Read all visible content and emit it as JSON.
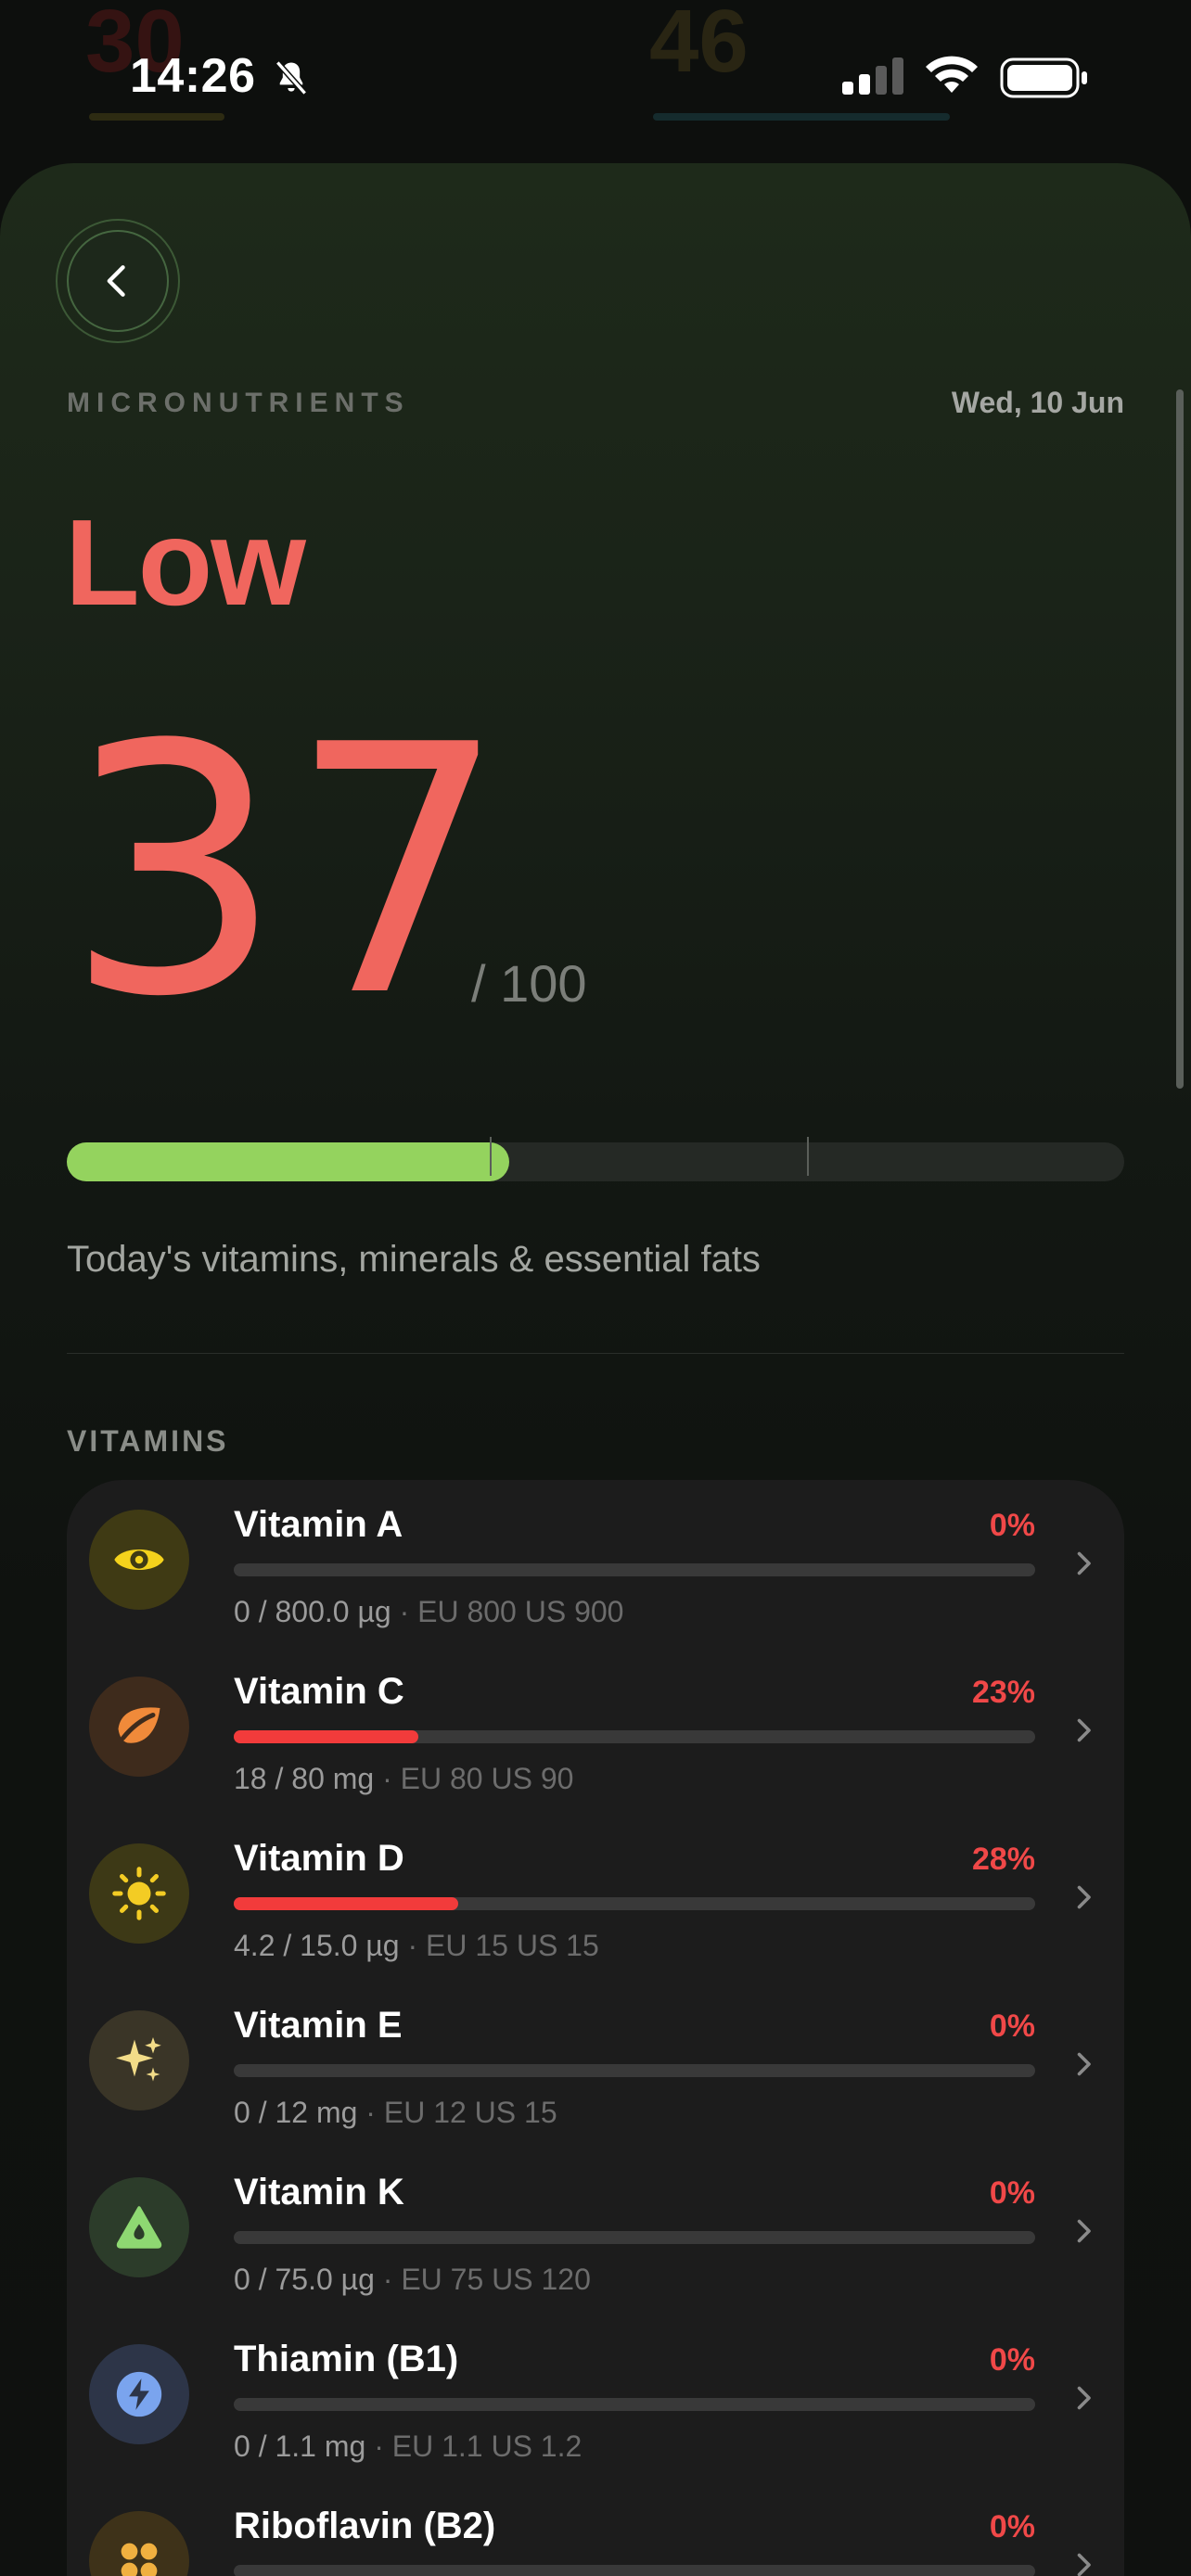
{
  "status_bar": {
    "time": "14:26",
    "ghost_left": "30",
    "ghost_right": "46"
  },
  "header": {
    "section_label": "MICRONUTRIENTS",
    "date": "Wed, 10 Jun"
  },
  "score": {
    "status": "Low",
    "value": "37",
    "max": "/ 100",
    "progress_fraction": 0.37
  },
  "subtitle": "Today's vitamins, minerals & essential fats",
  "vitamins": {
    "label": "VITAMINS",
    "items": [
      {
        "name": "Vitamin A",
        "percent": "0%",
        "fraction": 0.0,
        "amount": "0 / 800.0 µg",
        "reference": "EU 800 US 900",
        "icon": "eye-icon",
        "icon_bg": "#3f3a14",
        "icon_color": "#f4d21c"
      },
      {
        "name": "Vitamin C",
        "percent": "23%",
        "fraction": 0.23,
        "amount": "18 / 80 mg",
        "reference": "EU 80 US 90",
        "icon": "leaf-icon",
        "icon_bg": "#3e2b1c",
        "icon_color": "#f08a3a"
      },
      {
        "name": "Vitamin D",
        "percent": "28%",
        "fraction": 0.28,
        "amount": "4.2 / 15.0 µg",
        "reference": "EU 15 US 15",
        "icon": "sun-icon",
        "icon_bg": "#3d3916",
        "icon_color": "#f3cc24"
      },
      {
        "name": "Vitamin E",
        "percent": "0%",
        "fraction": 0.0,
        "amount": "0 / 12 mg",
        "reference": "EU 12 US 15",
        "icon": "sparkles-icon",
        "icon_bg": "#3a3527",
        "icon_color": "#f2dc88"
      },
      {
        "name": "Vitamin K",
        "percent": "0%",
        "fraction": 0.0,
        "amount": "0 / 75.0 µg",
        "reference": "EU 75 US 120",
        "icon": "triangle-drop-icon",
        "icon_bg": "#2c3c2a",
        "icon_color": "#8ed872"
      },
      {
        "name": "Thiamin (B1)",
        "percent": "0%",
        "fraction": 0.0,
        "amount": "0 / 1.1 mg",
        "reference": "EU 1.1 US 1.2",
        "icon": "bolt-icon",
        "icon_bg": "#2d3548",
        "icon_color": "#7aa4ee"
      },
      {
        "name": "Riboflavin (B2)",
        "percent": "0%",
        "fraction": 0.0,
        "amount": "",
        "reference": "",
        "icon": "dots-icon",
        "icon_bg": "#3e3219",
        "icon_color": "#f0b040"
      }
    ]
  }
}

···

#### [TASK OBJECTIVE]
Transcribe each entry precisely as given, leaving the pictures out.

#### [FULL SOLUTION]
Read all visible content and emit it as JSON.
{
  "status_bar": {
    "time": "14:26",
    "ghost_left": "30",
    "ghost_right": "46"
  },
  "header": {
    "section_label": "MICRONUTRIENTS",
    "date": "Wed, 10 Jun"
  },
  "score": {
    "status": "Low",
    "value": "37",
    "max": "/ 100",
    "progress_fraction": 0.37
  },
  "subtitle": "Today's vitamins, minerals & essential fats",
  "vitamins": {
    "label": "VITAMINS",
    "items": [
      {
        "name": "Vitamin A",
        "percent": "0%",
        "fraction": 0.0,
        "amount": "0 / 800.0 µg",
        "reference": "EU 800 US 900",
        "icon": "eye-icon",
        "icon_bg": "#3f3a14",
        "icon_color": "#f4d21c"
      },
      {
        "name": "Vitamin C",
        "percent": "23%",
        "fraction": 0.23,
        "amount": "18 / 80 mg",
        "reference": "EU 80 US 90",
        "icon": "leaf-icon",
        "icon_bg": "#3e2b1c",
        "icon_color": "#f08a3a"
      },
      {
        "name": "Vitamin D",
        "percent": "28%",
        "fraction": 0.28,
        "amount": "4.2 / 15.0 µg",
        "reference": "EU 15 US 15",
        "icon": "sun-icon",
        "icon_bg": "#3d3916",
        "icon_color": "#f3cc24"
      },
      {
        "name": "Vitamin E",
        "percent": "0%",
        "fraction": 0.0,
        "amount": "0 / 12 mg",
        "reference": "EU 12 US 15",
        "icon": "sparkles-icon",
        "icon_bg": "#3a3527",
        "icon_color": "#f2dc88"
      },
      {
        "name": "Vitamin K",
        "percent": "0%",
        "fraction": 0.0,
        "amount": "0 / 75.0 µg",
        "reference": "EU 75 US 120",
        "icon": "triangle-drop-icon",
        "icon_bg": "#2c3c2a",
        "icon_color": "#8ed872"
      },
      {
        "name": "Thiamin (B1)",
        "percent": "0%",
        "fraction": 0.0,
        "amount": "0 / 1.1 mg",
        "reference": "EU 1.1 US 1.2",
        "icon": "bolt-icon",
        "icon_bg": "#2d3548",
        "icon_color": "#7aa4ee"
      },
      {
        "name": "Riboflavin (B2)",
        "percent": "0%",
        "fraction": 0.0,
        "amount": "",
        "reference": "",
        "icon": "dots-icon",
        "icon_bg": "#3e3219",
        "icon_color": "#f0b040"
      }
    ]
  }
}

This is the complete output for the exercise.